__To be done__: Every line that holds "TestFirm" should be shown.

__Listed records__:

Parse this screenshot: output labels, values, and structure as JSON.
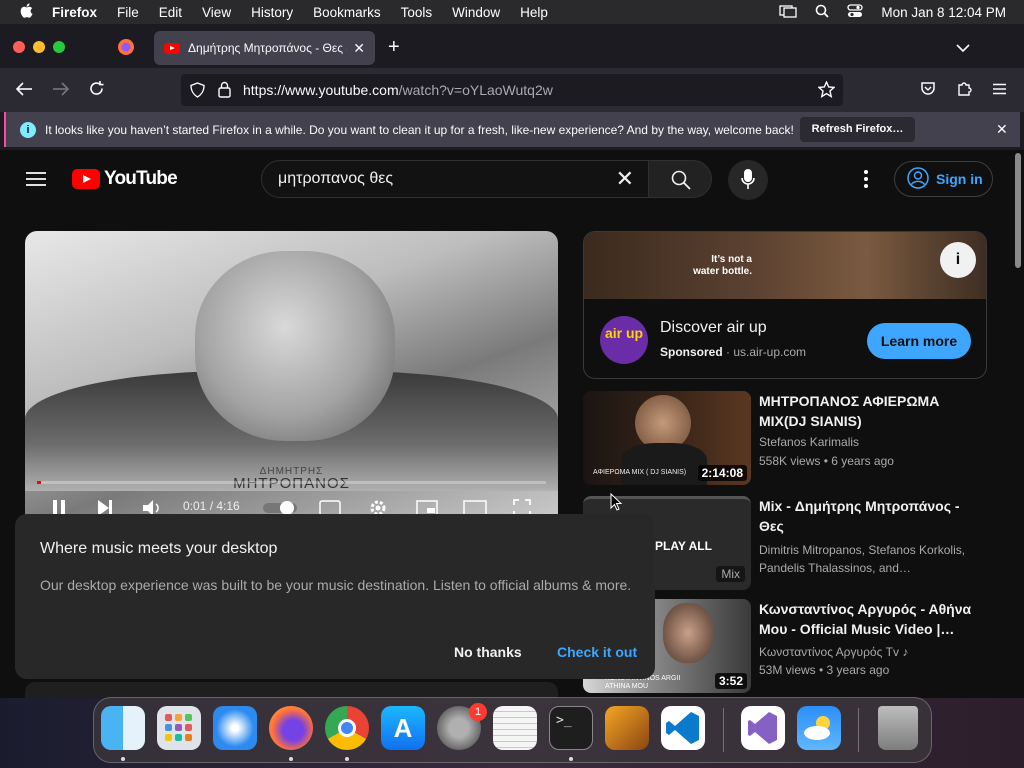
{
  "menubar": {
    "app": "Firefox",
    "items": [
      "File",
      "Edit",
      "View",
      "History",
      "Bookmarks",
      "Tools",
      "Window",
      "Help"
    ],
    "datetime": "Mon Jan 8  12:04 PM"
  },
  "tab": {
    "title": "Δημήτρης Μητροπάνος - Θες -"
  },
  "urlbar": {
    "host": "https://www.youtube.com",
    "path": "/watch?v=oYLaoWutq2w"
  },
  "notification": {
    "text": "It looks like you haven’t started Firefox in a while. Do you want to clean it up for a fresh, like-new experience? And by the way, welcome back!",
    "button": "Refresh Firefox…"
  },
  "youtube": {
    "logo": "YouTube",
    "search_value": "μητροπανος θες",
    "signin": "Sign in"
  },
  "player": {
    "caption_small": "ΔΗΜΗΤΡΗΣ",
    "caption_big": "ΜΗΤΡΟΠΑΝΟΣ",
    "time": "0:01 / 4:16",
    "progress": 0.004
  },
  "ad": {
    "tagline": "It’s not a water bottle.",
    "logo": "air up",
    "name": "Discover air up",
    "sponsored": "Sponsored",
    "domain": "us.air-up.com",
    "cta": "Learn more"
  },
  "recommendations": [
    {
      "title": "ΜΗΤΡΟΠΑΝΟΣ ΑΦΙΕΡΩΜΑ MIX(DJ SIANIS)",
      "channel": "Stefanos Karimalis",
      "meta": "558K views  •  6 years ago",
      "duration": "2:14:08",
      "thumb_text": "ΑΦΙΕΡΩΜΑ MIX ( DJ SIANIS)"
    },
    {
      "title": "Mix - Δημήτρης Μητροπάνος - Θες",
      "channel": "Dimitris Mitropanos, Stefanos Korkolis, Pandelis Thalassinos, and…",
      "meta": "",
      "duration": "",
      "thumb_text": "PLAY ALL",
      "badge": "Mix"
    },
    {
      "title": "Κωνσταντίνος Αργυρός - Αθήνα Μου - Official Music Video |…",
      "channel": "Κωνσταντίνος Αργυρός Tv ♪",
      "meta": "53M views  •  3 years ago",
      "duration": "3:52",
      "thumb_text": "KONSTANTINOS ARGII ATHINA MOU"
    }
  ],
  "promo": {
    "heading": "Where music meets your desktop",
    "body": "Our desktop experience was built to be your music destination. Listen to official albums & more.",
    "dismiss": "No thanks",
    "accept": "Check it out"
  },
  "dock": {
    "apps": [
      "finder-icon",
      "launchpad-icon",
      "safari-icon",
      "firefox-icon",
      "chrome-icon",
      "app-store-icon",
      "system-settings-icon",
      "textedit-icon",
      "terminal-icon",
      "garageband-icon",
      "vscode-icon",
      "visual-studio-icon",
      "weather-icon",
      "trash-icon"
    ],
    "settings_badge": "1"
  },
  "colors": {
    "youtube_red": "#ff0000",
    "link_blue": "#3ea6ff",
    "firefox_dark": "#1c1b22"
  }
}
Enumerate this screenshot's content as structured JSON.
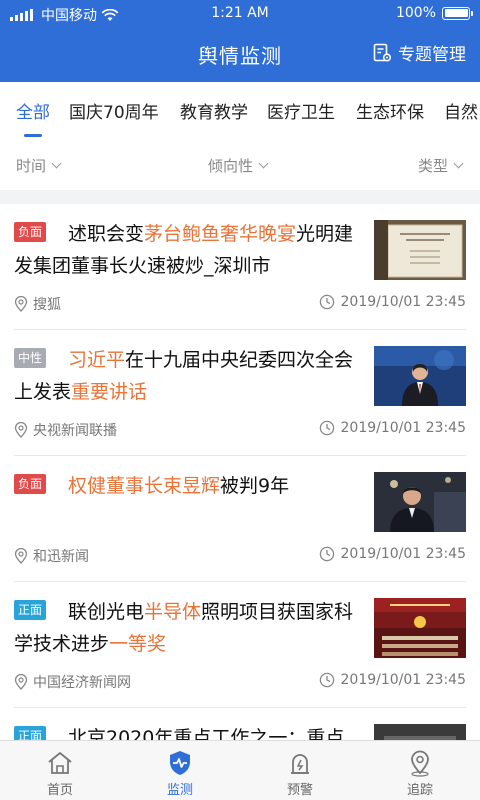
{
  "status_bar": {
    "carrier": "中国移动",
    "time": "1:21 AM",
    "battery": "100%"
  },
  "header": {
    "title": "舆情监测",
    "topic_button": "专题管理"
  },
  "tabs": [
    "全部",
    "国庆70周年",
    "教育教学",
    "医疗卫生",
    "生态环保",
    "自然"
  ],
  "filters": {
    "time": "时间",
    "tendency": "倾向性",
    "type": "类型"
  },
  "news": [
    {
      "tag": "负面",
      "segments": [
        {
          "text": "述职会变",
          "hl": false
        },
        {
          "text": "茅台鲍鱼奢华晚宴",
          "hl": true
        },
        {
          "text": "光明建发集团董事长火速被炒_深圳市",
          "hl": false
        }
      ],
      "source": "搜狐",
      "time": "2019/10/01 23:45"
    },
    {
      "tag": "中性",
      "segments": [
        {
          "text": "习近平",
          "hl": true
        },
        {
          "text": "在十九届中央纪委四次全会上发表",
          "hl": false
        },
        {
          "text": "重要讲话",
          "hl": true
        }
      ],
      "source": "央视新闻联播",
      "time": "2019/10/01 23:45"
    },
    {
      "tag": "负面",
      "segments": [
        {
          "text": "权健董事长束昱辉",
          "hl": true
        },
        {
          "text": "被判9年",
          "hl": false
        }
      ],
      "source": "和迅新闻",
      "time": "2019/10/01 23:45"
    },
    {
      "tag": "正面",
      "segments": [
        {
          "text": "联创光电",
          "hl": false
        },
        {
          "text": "半导体",
          "hl": true
        },
        {
          "text": "照明项目获国家科学技术进步",
          "hl": false
        },
        {
          "text": "一等奖",
          "hl": true
        }
      ],
      "source": "中国经济新闻网",
      "time": "2019/10/01 23:45"
    },
    {
      "tag": "正面",
      "segments": [
        {
          "text": "北京2020年重点工作之一：重点",
          "hl": false
        }
      ],
      "source": "",
      "time": ""
    }
  ],
  "tabbar": [
    "首页",
    "监测",
    "预警",
    "追踪"
  ],
  "colors": {
    "brand": "#2f6ed6",
    "negative": "#e14a4a",
    "neutral": "#a7abb3",
    "positive": "#2aa3d8",
    "highlight": "#e8743a"
  }
}
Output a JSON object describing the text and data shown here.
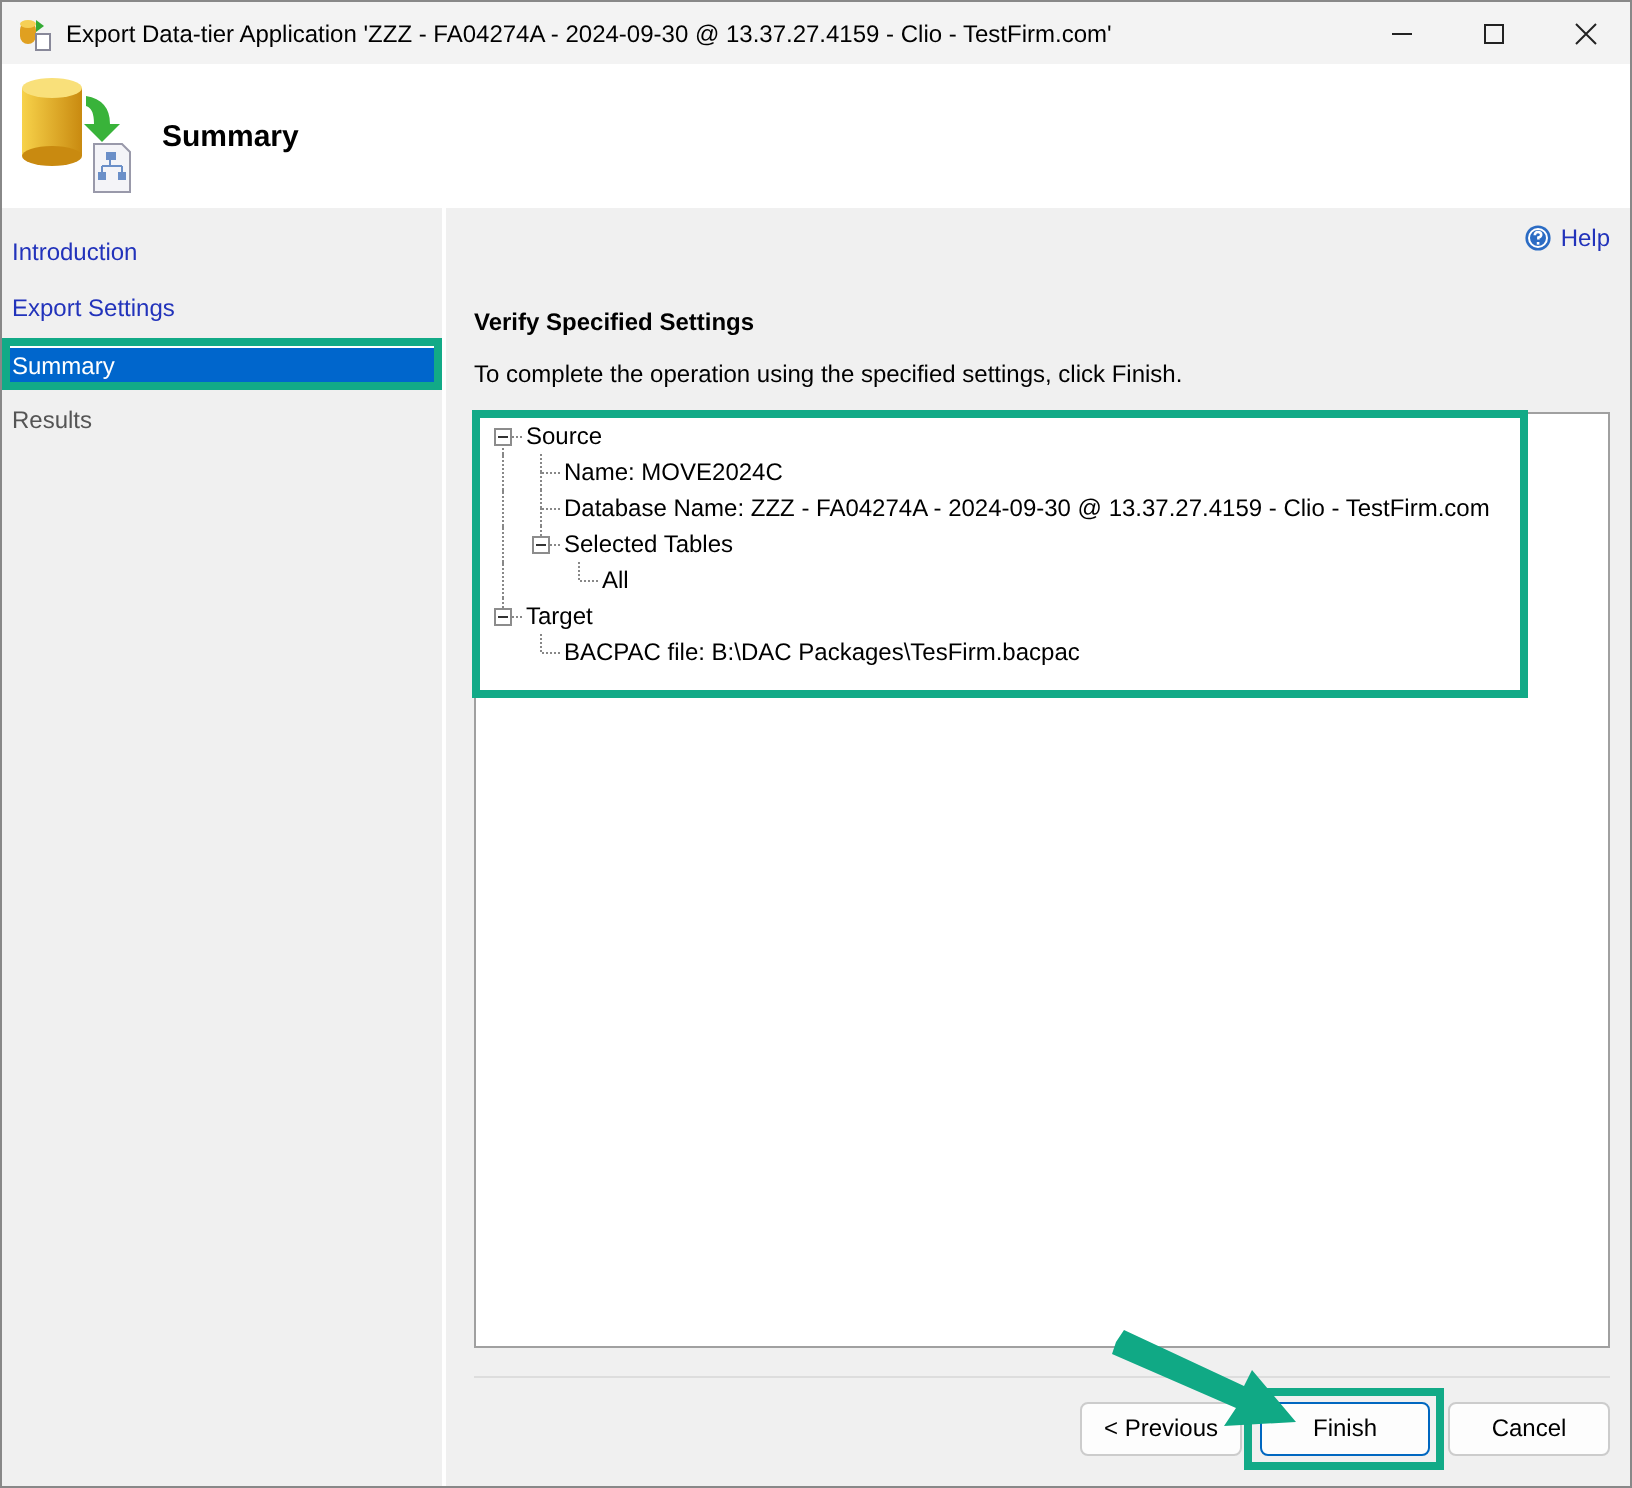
{
  "window": {
    "title": "Export Data-tier Application 'ZZZ - FA04274A - 2024-09-30 @ 13.37.27.4159 - Clio - TestFirm.com'"
  },
  "header": {
    "title": "Summary"
  },
  "sidebar": {
    "items": [
      {
        "label": "Introduction",
        "selected": false,
        "disabled": false,
        "highlighted": false
      },
      {
        "label": "Export Settings",
        "selected": false,
        "disabled": false,
        "highlighted": false
      },
      {
        "label": "Summary",
        "selected": true,
        "disabled": false,
        "highlighted": true
      },
      {
        "label": "Results",
        "selected": false,
        "disabled": true,
        "highlighted": false
      }
    ]
  },
  "help": {
    "label": "Help"
  },
  "section": {
    "title": "Verify Specified Settings",
    "description": "To complete the operation using the specified settings, click Finish."
  },
  "tree": {
    "highlighted": true,
    "items": [
      {
        "label": "Source",
        "expanded": true,
        "children": [
          {
            "label": "Name: MOVE2024C"
          },
          {
            "label": "Database Name: ZZZ - FA04274A - 2024-09-30 @ 13.37.27.4159 - Clio - TestFirm.com"
          },
          {
            "label": "Selected Tables",
            "expanded": true,
            "children": [
              {
                "label": "All"
              }
            ]
          }
        ]
      },
      {
        "label": "Target",
        "expanded": true,
        "children": [
          {
            "label": "BACPAC file: B:\\DAC Packages\\TesFirm.bacpac"
          }
        ]
      }
    ]
  },
  "buttons": [
    {
      "label": "< Previous",
      "default": false,
      "highlighted": false
    },
    {
      "label": "Finish",
      "default": true,
      "highlighted": true
    },
    {
      "label": "Cancel",
      "default": false,
      "highlighted": false
    }
  ],
  "pointer_arrow": true
}
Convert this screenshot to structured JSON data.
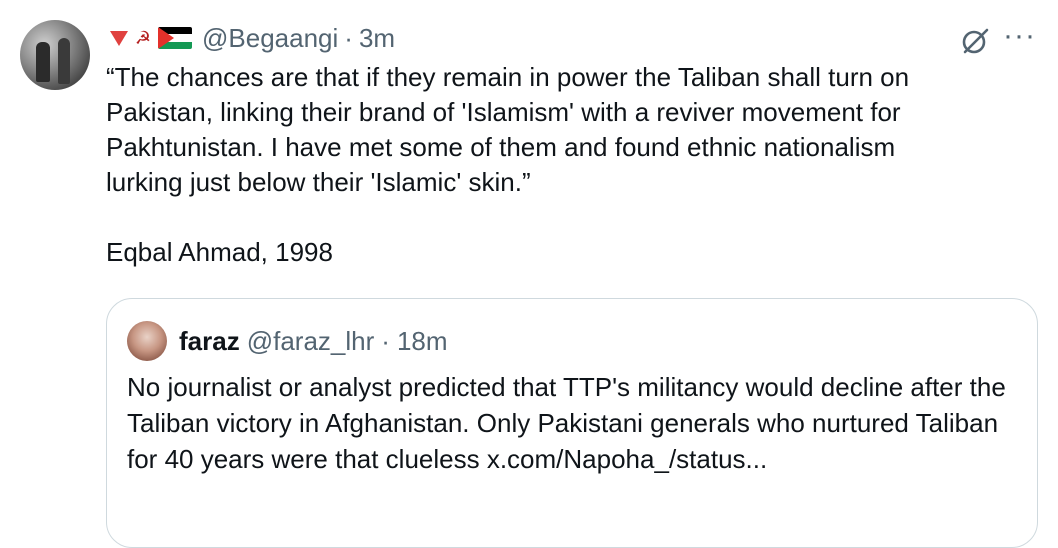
{
  "tweet": {
    "handle": "@Begaangi",
    "separator": "·",
    "time": "3m",
    "emoji_icons": [
      "red-triangle-down-icon",
      "hammer-and-sickle-icon",
      "palestine-flag-icon"
    ],
    "body": "“The chances are that if they remain in power the Taliban shall turn on\nPakistan, linking their brand of 'Islamism' with a reviver movement for\nPakhtunistan. I have met some of them and found ethnic nationalism\nlurking just below their 'Islamic' skin.”\n\nEqbal Ahmad, 1998",
    "more_label": "···"
  },
  "quote": {
    "name": "faraz",
    "handle": "@faraz_lhr",
    "separator": "·",
    "time": "18m",
    "text": "No journalist or analyst predicted that TTP's militancy would decline after the Taliban victory in Afghanistan. Only Pakistani generals who nurtured Taliban for 40 years were that clueless x.com/Napoha_/status..."
  },
  "colors": {
    "text_primary": "#0f1419",
    "text_secondary": "#536471",
    "border": "#cfd9de"
  }
}
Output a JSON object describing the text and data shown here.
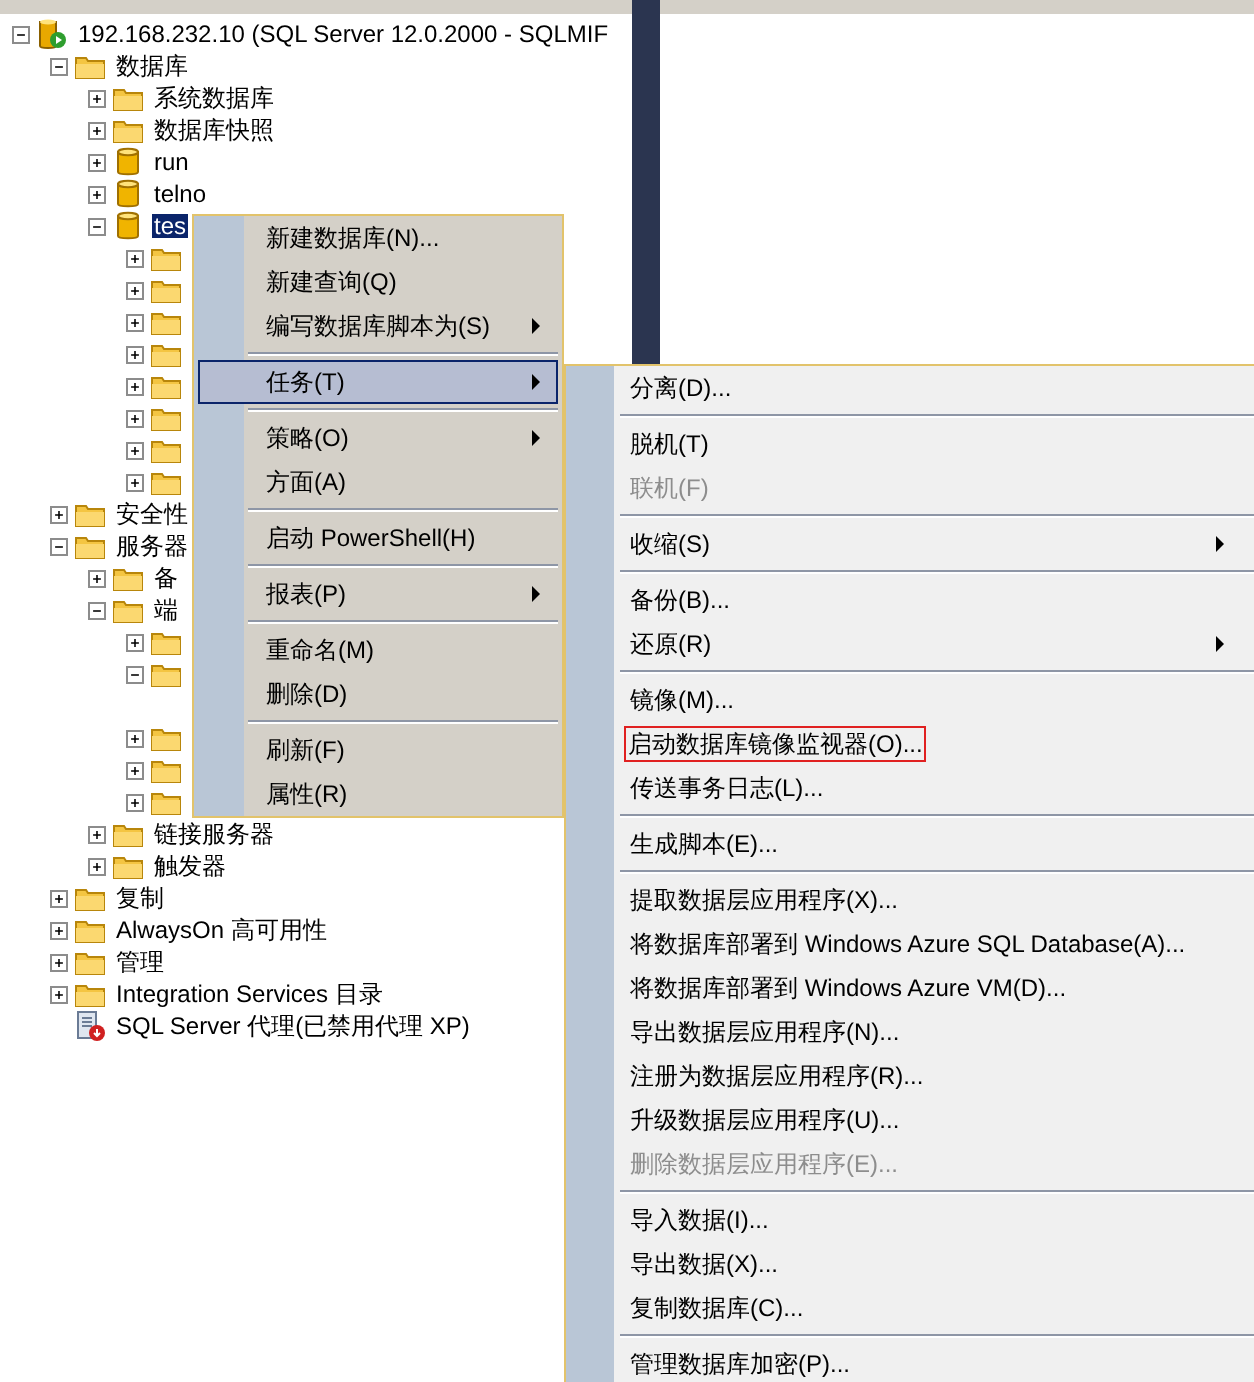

__Exercise response__:
    "title": "Export Data-tier Application 'ZZZ - FA04274A - 2024-09-30 @ 13.37.27.4159 - Clio - TestFirm.com'"
            "label": "Database Name: ZZZ - FA04274A - 2024-09-30 @ 13.37.27.4159 - Clio - TestFirm.com"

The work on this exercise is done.